» What you have to do: Extract all of the data and reproduce it precisely.

» Record list:
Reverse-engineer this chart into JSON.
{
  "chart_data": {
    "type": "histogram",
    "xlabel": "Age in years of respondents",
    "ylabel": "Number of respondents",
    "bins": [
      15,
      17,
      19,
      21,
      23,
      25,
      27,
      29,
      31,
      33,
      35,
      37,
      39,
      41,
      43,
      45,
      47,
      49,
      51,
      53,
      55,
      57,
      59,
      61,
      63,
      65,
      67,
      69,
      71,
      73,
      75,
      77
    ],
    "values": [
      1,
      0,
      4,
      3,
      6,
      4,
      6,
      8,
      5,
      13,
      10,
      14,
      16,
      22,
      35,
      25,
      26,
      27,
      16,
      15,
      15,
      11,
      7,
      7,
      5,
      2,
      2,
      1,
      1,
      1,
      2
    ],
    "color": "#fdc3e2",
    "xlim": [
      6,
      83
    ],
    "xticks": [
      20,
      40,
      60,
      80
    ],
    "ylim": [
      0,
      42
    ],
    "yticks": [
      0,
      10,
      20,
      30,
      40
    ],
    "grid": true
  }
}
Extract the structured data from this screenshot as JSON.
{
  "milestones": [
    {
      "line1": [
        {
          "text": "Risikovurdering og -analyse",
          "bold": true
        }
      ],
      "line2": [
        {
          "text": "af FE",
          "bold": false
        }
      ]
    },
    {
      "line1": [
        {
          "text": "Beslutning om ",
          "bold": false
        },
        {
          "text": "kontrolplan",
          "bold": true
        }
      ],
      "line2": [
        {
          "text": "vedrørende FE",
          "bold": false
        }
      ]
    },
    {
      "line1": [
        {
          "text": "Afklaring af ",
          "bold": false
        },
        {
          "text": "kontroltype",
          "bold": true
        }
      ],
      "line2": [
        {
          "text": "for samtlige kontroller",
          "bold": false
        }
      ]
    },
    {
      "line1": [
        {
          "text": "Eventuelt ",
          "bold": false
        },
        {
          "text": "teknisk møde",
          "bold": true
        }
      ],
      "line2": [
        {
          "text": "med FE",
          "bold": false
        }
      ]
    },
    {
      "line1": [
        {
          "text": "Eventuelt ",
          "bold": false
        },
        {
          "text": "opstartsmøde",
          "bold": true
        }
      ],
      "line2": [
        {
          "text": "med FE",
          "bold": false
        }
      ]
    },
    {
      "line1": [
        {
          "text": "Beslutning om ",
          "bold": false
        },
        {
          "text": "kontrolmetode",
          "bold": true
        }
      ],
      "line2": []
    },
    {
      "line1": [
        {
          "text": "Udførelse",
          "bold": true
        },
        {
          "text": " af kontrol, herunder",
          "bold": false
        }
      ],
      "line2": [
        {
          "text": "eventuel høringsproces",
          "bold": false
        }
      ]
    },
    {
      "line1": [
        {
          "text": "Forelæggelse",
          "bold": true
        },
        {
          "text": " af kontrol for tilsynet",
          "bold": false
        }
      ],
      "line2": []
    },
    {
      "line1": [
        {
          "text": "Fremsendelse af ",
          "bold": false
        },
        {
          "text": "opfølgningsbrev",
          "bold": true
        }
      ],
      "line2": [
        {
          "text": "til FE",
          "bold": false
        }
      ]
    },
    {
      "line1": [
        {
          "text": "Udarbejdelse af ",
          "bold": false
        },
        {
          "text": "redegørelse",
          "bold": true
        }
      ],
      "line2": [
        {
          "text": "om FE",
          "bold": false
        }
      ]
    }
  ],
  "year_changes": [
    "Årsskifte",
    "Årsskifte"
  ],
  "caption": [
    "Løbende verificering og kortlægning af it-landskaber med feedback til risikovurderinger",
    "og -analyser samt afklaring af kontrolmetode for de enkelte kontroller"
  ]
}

» Response to the exercise:
Reverse-engineer this chart into JSON.
{
  "chart_data": {
    "type": "histogram",
    "xlabel": "Age in years of respondents",
    "ylabel": "Number of respondents",
    "bins": [
      15,
      17,
      19,
      21,
      23,
      25,
      27,
      29,
      31,
      33,
      35,
      37,
      39,
      41,
      43,
      45,
      47,
      49,
      51,
      53,
      55,
      57,
      59,
      61,
      63,
      65,
      67,
      69,
      71,
      73,
      75,
      77
    ],
    "values": [
      1,
      0,
      4,
      3,
      6,
      4,
      6,
      8,
      5,
      13,
      10,
      14,
      16,
      22,
      35,
      25,
      26,
      27,
      16,
      15,
      15,
      11,
      7,
      7,
      5,
      2,
      2,
      1,
      1,
      1,
      2
    ],
    "color": "#fdc3e2",
    "xlim": [
      6,
      83
    ],
    "xticks": [
      20,
      40,
      60,
      80
    ],
    "ylim": [
      0,
      42
    ],
    "yticks": [
      0,
      10,
      20,
      30,
      40
    ],
    "grid": true
  }
}
Extract the structured data from this screenshot as JSON.
{
  "milestones": [
    {
      "line1": [
        {
          "text": "Risikovurdering og -analyse",
          "bold": true
        }
      ],
      "line2": [
        {
          "text": "af FE",
          "bold": false
        }
      ]
    },
    {
      "line1": [
        {
          "text": "Beslutning om ",
          "bold": false
        },
        {
          "text": "kontrolplan",
          "bold": true
        }
      ],
      "line2": [
        {
          "text": "vedrørende FE",
          "bold": false
        }
      ]
    },
    {
      "line1": [
        {
          "text": "Afklaring af ",
          "bold": false
        },
        {
          "text": "kontroltype",
          "bold": true
        }
      ],
      "line2": [
        {
          "text": "for samtlige kontroller",
          "bold": false
        }
      ]
    },
    {
      "line1": [
        {
          "text": "Eventuelt ",
          "bold": false
        },
        {
          "text": "teknisk møde",
          "bold": true
        }
      ],
      "line2": [
        {
          "text": "med FE",
          "bold": false
        }
      ]
    },
    {
      "line1": [
        {
          "text": "Eventuelt ",
          "bold": false
        },
        {
          "text": "opstartsmøde",
          "bold": true
        }
      ],
      "line2": [
        {
          "text": "med FE",
          "bold": false
        }
      ]
    },
    {
      "line1": [
        {
          "text": "Beslutning om ",
          "bold": false
        },
        {
          "text": "kontrolmetode",
          "bold": true
        }
      ],
      "line2": []
    },
    {
      "line1": [
        {
          "text": "Udførelse",
          "bold": true
        },
        {
          "text": " af kontrol, herunder",
          "bold": false
        }
      ],
      "line2": [
        {
          "text": "eventuel høringsproces",
          "bold": false
        }
      ]
    },
    {
      "line1": [
        {
          "text": "Forelæggelse",
          "bold": true
        },
        {
          "text": " af kontrol for tilsynet",
          "bold": false
        }
      ],
      "line2": []
    },
    {
      "line1": [
        {
          "text": "Fremsendelse af ",
          "bold": false
        },
        {
          "text": "opfølgningsbrev",
          "bold": true
        }
      ],
      "line2": [
        {
          "text": "til FE",
          "bold": false
        }
      ]
    },
    {
      "line1": [
        {
          "text": "Udarbejdelse af ",
          "bold": false
        },
        {
          "text": "redegørelse",
          "bold": true
        }
      ],
      "line2": [
        {
          "text": "om FE",
          "bold": false
        }
      ]
    }
  ],
  "year_changes": [
    "Årsskifte",
    "Årsskifte"
  ],
  "caption": [
    "Løbende verificering og kortlægning af it-landskaber med feedback til risikovurderinger",
    "og -analyser samt afklaring af kontrolmetode for de enkelte kontroller"
  ]
}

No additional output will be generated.